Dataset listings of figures
........
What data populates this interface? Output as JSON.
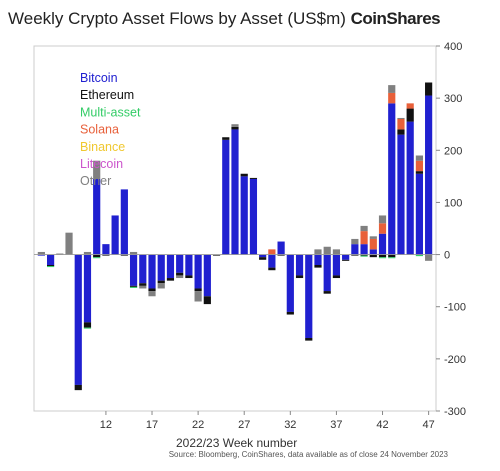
{
  "header": {
    "title": "Weekly Crypto Asset Flows by Asset (US$m)",
    "brand": "CoinShares"
  },
  "footer": {
    "source": "Source: Bloomberg, CoinShares, data available as of close 24 November 2023"
  },
  "chart_data": {
    "type": "bar",
    "stacked": true,
    "title": "Weekly Crypto Asset Flows by Asset (US$m)",
    "xlabel": "2022/23 Week number",
    "ylabel": "",
    "ylim": [
      -300,
      400
    ],
    "y_ticks": [
      400,
      300,
      200,
      100,
      0,
      -100,
      -200,
      -300
    ],
    "x_ticks": [
      12,
      17,
      22,
      27,
      32,
      37,
      42,
      47
    ],
    "y_axis_position": "right",
    "grid": false,
    "legend_position": "top-left",
    "weeks": [
      5,
      6,
      7,
      8,
      9,
      10,
      11,
      12,
      13,
      14,
      15,
      16,
      17,
      18,
      19,
      20,
      21,
      22,
      23,
      24,
      25,
      26,
      27,
      28,
      29,
      30,
      31,
      32,
      33,
      34,
      35,
      36,
      37,
      38,
      39,
      40,
      41,
      42,
      43,
      44,
      45,
      46,
      47
    ],
    "series": [
      {
        "name": "Bitcoin",
        "color": "#2020d0",
        "values": [
          -2,
          -20,
          0,
          0,
          -250,
          -130,
          145,
          20,
          75,
          125,
          -60,
          -55,
          -65,
          -50,
          -45,
          -35,
          -40,
          -65,
          -80,
          0,
          220,
          240,
          150,
          145,
          -5,
          -25,
          25,
          -110,
          -40,
          -160,
          -20,
          -70,
          -40,
          -10,
          20,
          20,
          10,
          40,
          290,
          230,
          255,
          155,
          305
        ]
      },
      {
        "name": "Ethereum",
        "color": "#111111",
        "values": [
          0,
          -2,
          0,
          0,
          -10,
          -10,
          -5,
          -2,
          0,
          -2,
          -2,
          -5,
          -5,
          -5,
          -5,
          -5,
          -5,
          -5,
          -15,
          -2,
          5,
          5,
          5,
          2,
          -5,
          -5,
          -2,
          -5,
          -5,
          -5,
          -5,
          -5,
          -5,
          -2,
          -2,
          -2,
          -5,
          -5,
          -5,
          10,
          25,
          5,
          25
        ]
      },
      {
        "name": "Multi-asset",
        "color": "#33cc66",
        "values": [
          0,
          -2,
          0,
          0,
          0,
          -2,
          -2,
          0,
          0,
          0,
          -2,
          0,
          0,
          0,
          0,
          0,
          0,
          0,
          0,
          0,
          0,
          0,
          0,
          0,
          0,
          0,
          0,
          0,
          0,
          0,
          0,
          0,
          0,
          0,
          0,
          -2,
          0,
          -2,
          -2,
          0,
          0,
          -3,
          0
        ]
      },
      {
        "name": "Solana",
        "color": "#e8603a",
        "values": [
          0,
          0,
          0,
          0,
          0,
          0,
          0,
          0,
          0,
          0,
          0,
          0,
          0,
          0,
          0,
          0,
          0,
          0,
          0,
          0,
          0,
          0,
          0,
          0,
          0,
          10,
          0,
          0,
          0,
          0,
          0,
          0,
          0,
          0,
          0,
          25,
          20,
          20,
          20,
          20,
          10,
          20,
          0
        ]
      },
      {
        "name": "Binance",
        "color": "#f0c830",
        "values": [
          0,
          0,
          0,
          0,
          0,
          0,
          0,
          0,
          0,
          0,
          0,
          0,
          0,
          0,
          0,
          0,
          0,
          0,
          0,
          0,
          0,
          0,
          0,
          0,
          0,
          0,
          0,
          0,
          0,
          0,
          0,
          0,
          0,
          0,
          0,
          0,
          0,
          0,
          0,
          0,
          0,
          0,
          0
        ]
      },
      {
        "name": "Litecoin",
        "color": "#cc55cc",
        "values": [
          0,
          0,
          0,
          0,
          0,
          0,
          0,
          0,
          0,
          0,
          0,
          0,
          0,
          0,
          0,
          0,
          0,
          0,
          0,
          0,
          0,
          0,
          0,
          0,
          0,
          0,
          0,
          0,
          0,
          0,
          0,
          0,
          0,
          0,
          0,
          0,
          0,
          0,
          0,
          0,
          0,
          0,
          0
        ]
      },
      {
        "name": "Other",
        "color": "#808080",
        "values": [
          5,
          0,
          2,
          42,
          0,
          5,
          35,
          0,
          0,
          0,
          5,
          -5,
          -10,
          -10,
          0,
          -5,
          0,
          -20,
          0,
          0,
          0,
          5,
          0,
          0,
          0,
          0,
          0,
          0,
          0,
          0,
          10,
          15,
          10,
          0,
          10,
          10,
          5,
          15,
          15,
          2,
          0,
          10,
          -12
        ]
      }
    ]
  }
}
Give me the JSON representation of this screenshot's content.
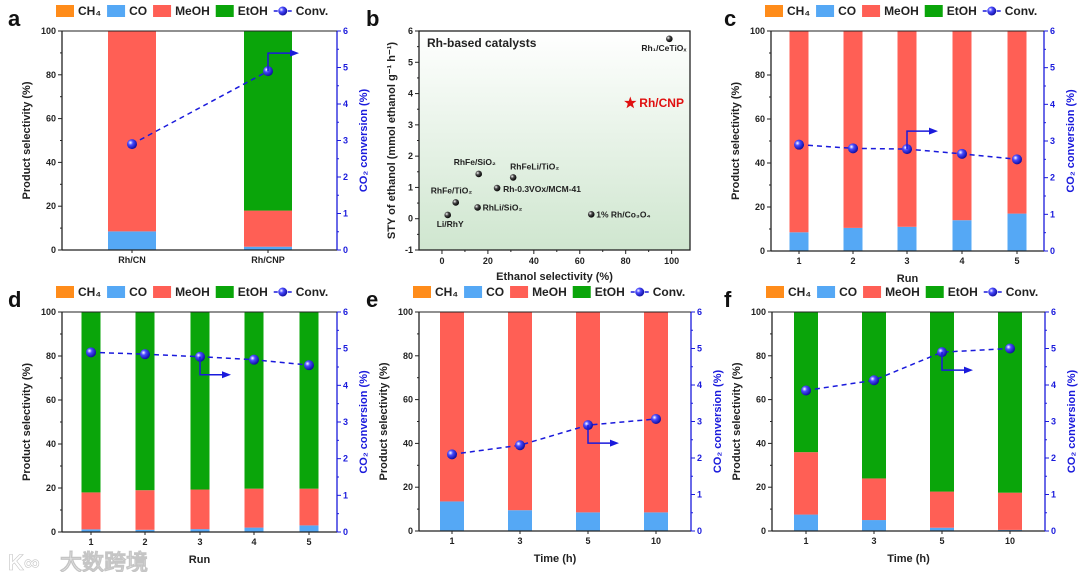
{
  "legend": {
    "CH4": "CH₄",
    "CO": "CO",
    "MeOH": "MeOH",
    "EtOH": "EtOH",
    "Conv": "Conv."
  },
  "colors": {
    "CH4": "#ff8c1a",
    "CO": "#55a8f5",
    "MeOH": "#ff5f55",
    "EtOH": "#0aa50a",
    "Conv": "#1a1adc",
    "star": "#e01010"
  },
  "watermark": "大数跨境",
  "chart_data": [
    {
      "panel": "a",
      "type": "bar",
      "stacked": true,
      "categories": [
        "Rh/CN",
        "Rh/CNP"
      ],
      "xlabel": "",
      "ylabel": "Product selectivity (%)",
      "y2label": "CO₂ conversion (%)",
      "ylim": [
        0,
        100
      ],
      "y2lim": [
        0,
        6
      ],
      "yticks": [
        "0",
        "20",
        "40",
        "60",
        "80",
        "100"
      ],
      "y2ticks": [
        "0",
        "1",
        "2",
        "3",
        "4",
        "5",
        "6"
      ],
      "series": {
        "CH4": [
          0,
          0
        ],
        "CO": [
          8.5,
          1.5
        ],
        "MeOH": [
          91.5,
          16.5
        ],
        "EtOH": [
          0,
          82
        ]
      },
      "conversion": [
        2.9,
        4.9
      ],
      "arrow": {
        "index": 1,
        "dir": "up"
      }
    },
    {
      "panel": "b",
      "type": "scatter",
      "title": "Rh-based catalysts",
      "xlabel": "Ethanol selectivity (%)",
      "ylabel": "STY of ethanol (mmol ethanol g⁻¹ h⁻¹)",
      "xlim": [
        -10,
        108
      ],
      "ylim": [
        -1,
        6
      ],
      "xticks": [
        "0",
        "20",
        "40",
        "60",
        "80",
        "100"
      ],
      "yticks": [
        "-1",
        "0",
        "1",
        "2",
        "3",
        "4",
        "5",
        "6"
      ],
      "points": [
        {
          "label": "Rh₁/CeTiOₓ",
          "x": 99,
          "y": 5.75,
          "marker": "dot"
        },
        {
          "label": "Rh/CNP",
          "x": 82,
          "y": 3.7,
          "marker": "star"
        },
        {
          "label": "RhFe/SiO₂",
          "x": 16,
          "y": 1.43,
          "marker": "dot"
        },
        {
          "label": "RhFeLi/TiO₂",
          "x": 31,
          "y": 1.32,
          "marker": "dot"
        },
        {
          "label": "Rh-0.3VOx/MCM-41",
          "x": 24,
          "y": 0.98,
          "marker": "dot"
        },
        {
          "label": "RhFe/TiO₂",
          "x": 6,
          "y": 0.52,
          "marker": "dot"
        },
        {
          "label": "RhLi/SiO₂",
          "x": 15.5,
          "y": 0.36,
          "marker": "dot"
        },
        {
          "label": "Li/RhY",
          "x": 2.5,
          "y": 0.12,
          "marker": "dot"
        },
        {
          "label": "1% Rh/Co₃O₄",
          "x": 65,
          "y": 0.14,
          "marker": "dot"
        }
      ]
    },
    {
      "panel": "c",
      "type": "bar",
      "stacked": true,
      "categories": [
        "1",
        "2",
        "3",
        "4",
        "5"
      ],
      "xlabel": "Run",
      "ylabel": "Product selectivity (%)",
      "y2label": "CO₂ conversion (%)",
      "ylim": [
        0,
        100
      ],
      "y2lim": [
        0,
        6
      ],
      "yticks": [
        "0",
        "20",
        "40",
        "60",
        "80",
        "100"
      ],
      "y2ticks": [
        "0",
        "1",
        "2",
        "3",
        "4",
        "5",
        "6"
      ],
      "series": {
        "CH4": [
          0,
          0,
          0,
          0,
          0
        ],
        "CO": [
          8.5,
          10.5,
          11,
          14,
          17
        ],
        "MeOH": [
          91.5,
          89.5,
          89,
          86,
          83
        ],
        "EtOH": [
          0,
          0,
          0,
          0,
          0
        ]
      },
      "conversion": [
        2.9,
        2.8,
        2.78,
        2.65,
        2.5
      ],
      "arrow": {
        "index": 2,
        "dir": "up"
      }
    },
    {
      "panel": "d",
      "type": "bar",
      "stacked": true,
      "categories": [
        "1",
        "2",
        "3",
        "4",
        "5"
      ],
      "xlabel": "Run",
      "ylabel": "Product selectivity (%)",
      "y2label": "CO₂ conversion (%)",
      "ylim": [
        0,
        100
      ],
      "y2lim": [
        0,
        6
      ],
      "yticks": [
        "0",
        "20",
        "40",
        "60",
        "80",
        "100"
      ],
      "y2ticks": [
        "0",
        "1",
        "2",
        "3",
        "4",
        "5",
        "6"
      ],
      "series": {
        "CH4": [
          0,
          0,
          0,
          0,
          0
        ],
        "CO": [
          1.2,
          1,
          1.3,
          2,
          3
        ],
        "MeOH": [
          16.8,
          18,
          18,
          17.7,
          16.7
        ],
        "EtOH": [
          82,
          81,
          80.7,
          80.3,
          80.3
        ]
      },
      "conversion": [
        4.9,
        4.85,
        4.78,
        4.7,
        4.55
      ],
      "arrow": {
        "index": 2,
        "dir": "down"
      }
    },
    {
      "panel": "e",
      "type": "bar",
      "stacked": true,
      "categories": [
        "1",
        "3",
        "5",
        "10"
      ],
      "xlabel": "Time (h)",
      "ylabel": "Product selectivity (%)",
      "y2label": "CO₂ conversion (%)",
      "ylim": [
        0,
        100
      ],
      "y2lim": [
        0,
        6
      ],
      "yticks": [
        "0",
        "20",
        "40",
        "60",
        "80",
        "100"
      ],
      "y2ticks": [
        "0",
        "1",
        "2",
        "3",
        "4",
        "5",
        "6"
      ],
      "series": {
        "CH4": [
          0,
          0,
          0,
          0
        ],
        "CO": [
          13.5,
          9.5,
          8.5,
          8.5
        ],
        "MeOH": [
          86.5,
          90.5,
          91.5,
          91.5
        ],
        "EtOH": [
          0,
          0,
          0,
          0
        ]
      },
      "conversion": [
        2.1,
        2.35,
        2.9,
        3.07
      ],
      "arrow": {
        "index": 2,
        "dir": "down"
      }
    },
    {
      "panel": "f",
      "type": "bar",
      "stacked": true,
      "categories": [
        "1",
        "3",
        "5",
        "10"
      ],
      "xlabel": "Time (h)",
      "ylabel": "Product selectivity (%)",
      "y2label": "CO₂ conversion (%)",
      "ylim": [
        0,
        100
      ],
      "y2lim": [
        0,
        6
      ],
      "yticks": [
        "0",
        "20",
        "40",
        "60",
        "80",
        "100"
      ],
      "y2ticks": [
        "0",
        "1",
        "2",
        "3",
        "4",
        "5",
        "6"
      ],
      "series": {
        "CH4": [
          0,
          0,
          0,
          0
        ],
        "CO": [
          7.5,
          5,
          1.5,
          0.5
        ],
        "MeOH": [
          28.5,
          19,
          16.5,
          17
        ],
        "EtOH": [
          64,
          76,
          82,
          82.5
        ]
      },
      "conversion": [
        3.85,
        4.13,
        4.9,
        5.0
      ],
      "arrow": {
        "index": 2,
        "dir": "down"
      }
    }
  ]
}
........
Return each full line of the entries that contains the word "xlabel".

» **Written solution**:
    "xlabel": "2022/23 Week number",
      "xlabel": "",
      "xlabel": "Ethanol selectivity (%)",
      "xlabel": "Run",
      "xlabel": "Run",
      "xlabel": "Time (h)",
      "xlabel": "Time (h)",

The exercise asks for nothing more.